### Input rows ###

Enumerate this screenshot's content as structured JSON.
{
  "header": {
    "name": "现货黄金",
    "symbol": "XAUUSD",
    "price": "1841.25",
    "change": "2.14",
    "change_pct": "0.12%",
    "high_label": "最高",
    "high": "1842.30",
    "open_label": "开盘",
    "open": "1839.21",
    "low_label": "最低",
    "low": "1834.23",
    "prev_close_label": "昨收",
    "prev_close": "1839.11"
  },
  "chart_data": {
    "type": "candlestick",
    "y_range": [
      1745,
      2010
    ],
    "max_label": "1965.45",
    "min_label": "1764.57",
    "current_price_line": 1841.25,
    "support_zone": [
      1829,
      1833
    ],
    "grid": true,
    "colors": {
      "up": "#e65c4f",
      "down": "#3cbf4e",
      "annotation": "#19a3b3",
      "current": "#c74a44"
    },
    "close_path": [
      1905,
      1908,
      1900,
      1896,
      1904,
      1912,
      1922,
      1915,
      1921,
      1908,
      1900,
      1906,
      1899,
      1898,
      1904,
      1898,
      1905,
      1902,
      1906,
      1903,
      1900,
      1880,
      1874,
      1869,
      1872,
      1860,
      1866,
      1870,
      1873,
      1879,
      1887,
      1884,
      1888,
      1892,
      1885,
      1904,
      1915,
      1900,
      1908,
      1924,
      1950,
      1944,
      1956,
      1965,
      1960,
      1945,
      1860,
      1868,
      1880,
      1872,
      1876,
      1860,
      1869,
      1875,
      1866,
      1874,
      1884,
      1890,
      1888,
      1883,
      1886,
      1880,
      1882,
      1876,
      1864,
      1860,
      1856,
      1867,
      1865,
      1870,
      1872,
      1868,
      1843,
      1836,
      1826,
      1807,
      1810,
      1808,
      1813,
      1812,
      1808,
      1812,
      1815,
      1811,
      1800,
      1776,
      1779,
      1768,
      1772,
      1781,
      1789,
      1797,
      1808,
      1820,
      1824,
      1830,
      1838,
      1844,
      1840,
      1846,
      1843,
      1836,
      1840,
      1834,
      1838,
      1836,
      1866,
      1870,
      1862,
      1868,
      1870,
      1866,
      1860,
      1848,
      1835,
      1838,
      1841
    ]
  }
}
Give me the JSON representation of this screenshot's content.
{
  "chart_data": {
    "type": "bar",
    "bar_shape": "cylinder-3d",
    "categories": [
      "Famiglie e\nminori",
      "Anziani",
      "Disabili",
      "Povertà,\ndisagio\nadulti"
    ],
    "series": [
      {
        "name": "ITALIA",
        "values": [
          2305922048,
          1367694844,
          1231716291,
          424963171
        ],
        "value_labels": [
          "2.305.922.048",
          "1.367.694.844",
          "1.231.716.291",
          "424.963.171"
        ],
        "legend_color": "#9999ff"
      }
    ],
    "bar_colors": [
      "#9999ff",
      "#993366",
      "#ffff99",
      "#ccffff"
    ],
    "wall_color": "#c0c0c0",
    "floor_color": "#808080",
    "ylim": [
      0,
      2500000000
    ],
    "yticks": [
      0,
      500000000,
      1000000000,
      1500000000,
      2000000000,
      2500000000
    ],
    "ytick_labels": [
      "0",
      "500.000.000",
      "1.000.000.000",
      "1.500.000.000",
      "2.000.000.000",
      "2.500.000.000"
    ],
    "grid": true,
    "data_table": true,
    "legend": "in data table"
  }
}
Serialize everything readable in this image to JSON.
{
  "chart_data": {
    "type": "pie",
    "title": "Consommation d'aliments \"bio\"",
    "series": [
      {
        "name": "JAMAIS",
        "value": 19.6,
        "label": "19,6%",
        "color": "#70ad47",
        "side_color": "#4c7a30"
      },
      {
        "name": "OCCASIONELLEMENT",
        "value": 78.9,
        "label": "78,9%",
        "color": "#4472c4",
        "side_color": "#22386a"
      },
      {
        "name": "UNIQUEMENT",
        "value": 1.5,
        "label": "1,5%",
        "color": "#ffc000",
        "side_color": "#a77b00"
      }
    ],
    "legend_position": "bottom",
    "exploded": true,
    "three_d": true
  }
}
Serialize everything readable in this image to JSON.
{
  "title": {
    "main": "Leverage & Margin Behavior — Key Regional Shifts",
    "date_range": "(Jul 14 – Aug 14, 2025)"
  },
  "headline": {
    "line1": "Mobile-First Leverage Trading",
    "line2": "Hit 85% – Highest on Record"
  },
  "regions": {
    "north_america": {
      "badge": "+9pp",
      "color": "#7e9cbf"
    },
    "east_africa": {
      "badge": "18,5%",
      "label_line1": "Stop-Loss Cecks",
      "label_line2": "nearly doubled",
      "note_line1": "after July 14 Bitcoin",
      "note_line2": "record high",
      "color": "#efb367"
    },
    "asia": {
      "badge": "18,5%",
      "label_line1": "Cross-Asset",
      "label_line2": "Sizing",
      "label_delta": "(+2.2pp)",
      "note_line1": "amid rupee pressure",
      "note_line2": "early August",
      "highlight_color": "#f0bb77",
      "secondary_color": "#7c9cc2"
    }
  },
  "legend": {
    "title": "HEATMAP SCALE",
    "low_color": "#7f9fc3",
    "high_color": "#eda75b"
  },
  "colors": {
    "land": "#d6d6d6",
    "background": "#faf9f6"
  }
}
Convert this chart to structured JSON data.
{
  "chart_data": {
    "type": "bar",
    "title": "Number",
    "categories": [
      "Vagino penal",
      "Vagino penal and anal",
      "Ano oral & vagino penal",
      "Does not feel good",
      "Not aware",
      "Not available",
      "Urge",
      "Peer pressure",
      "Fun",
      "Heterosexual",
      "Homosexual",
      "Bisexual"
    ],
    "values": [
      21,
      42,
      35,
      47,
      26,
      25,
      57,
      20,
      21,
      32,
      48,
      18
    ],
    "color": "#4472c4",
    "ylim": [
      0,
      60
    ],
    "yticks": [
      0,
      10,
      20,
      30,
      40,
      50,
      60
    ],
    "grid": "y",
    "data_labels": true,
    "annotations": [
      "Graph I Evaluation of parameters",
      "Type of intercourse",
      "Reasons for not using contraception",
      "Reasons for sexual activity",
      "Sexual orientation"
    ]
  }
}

###

- _The task_
Report only the number of lines in the records that include the word "true".

- _The response_
6